> [TASK GOAL]
Copy out the data below as written; omit any images.
-- EXERCISE INPUT start --
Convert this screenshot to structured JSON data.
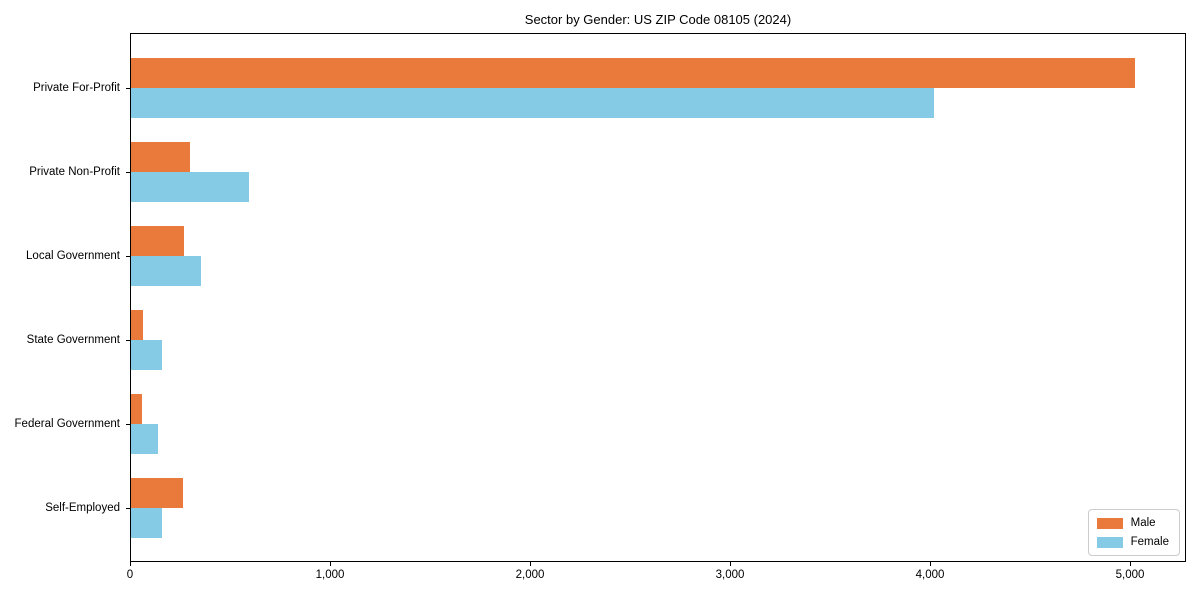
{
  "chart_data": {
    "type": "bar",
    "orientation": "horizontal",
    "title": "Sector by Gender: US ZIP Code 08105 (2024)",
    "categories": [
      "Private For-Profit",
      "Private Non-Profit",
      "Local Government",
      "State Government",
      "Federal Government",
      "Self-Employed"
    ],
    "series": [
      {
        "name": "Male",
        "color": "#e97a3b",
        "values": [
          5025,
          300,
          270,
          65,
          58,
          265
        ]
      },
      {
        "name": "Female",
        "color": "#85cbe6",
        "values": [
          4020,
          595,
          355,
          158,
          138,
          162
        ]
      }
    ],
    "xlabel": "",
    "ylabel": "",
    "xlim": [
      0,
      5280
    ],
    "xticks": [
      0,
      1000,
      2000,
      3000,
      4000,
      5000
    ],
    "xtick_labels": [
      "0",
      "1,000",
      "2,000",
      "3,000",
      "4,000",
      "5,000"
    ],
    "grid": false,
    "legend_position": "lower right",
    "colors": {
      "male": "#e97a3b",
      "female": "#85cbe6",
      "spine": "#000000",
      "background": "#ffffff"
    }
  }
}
-- EXERCISE INPUT end --
> [ANSWER FOR THIS EXERCISE]
Convert this screenshot to structured JSON data.
{
  "chart_data": {
    "type": "bar",
    "orientation": "horizontal",
    "title": "Sector by Gender: US ZIP Code 08105 (2024)",
    "categories": [
      "Private For-Profit",
      "Private Non-Profit",
      "Local Government",
      "State Government",
      "Federal Government",
      "Self-Employed"
    ],
    "series": [
      {
        "name": "Male",
        "color": "#e97a3b",
        "values": [
          5025,
          300,
          270,
          65,
          58,
          265
        ]
      },
      {
        "name": "Female",
        "color": "#85cbe6",
        "values": [
          4020,
          595,
          355,
          158,
          138,
          162
        ]
      }
    ],
    "xlabel": "",
    "ylabel": "",
    "xlim": [
      0,
      5280
    ],
    "xticks": [
      0,
      1000,
      2000,
      3000,
      4000,
      5000
    ],
    "xtick_labels": [
      "0",
      "1,000",
      "2,000",
      "3,000",
      "4,000",
      "5,000"
    ],
    "grid": false,
    "legend_position": "lower right",
    "colors": {
      "male": "#e97a3b",
      "female": "#85cbe6",
      "spine": "#000000",
      "background": "#ffffff"
    }
  }
}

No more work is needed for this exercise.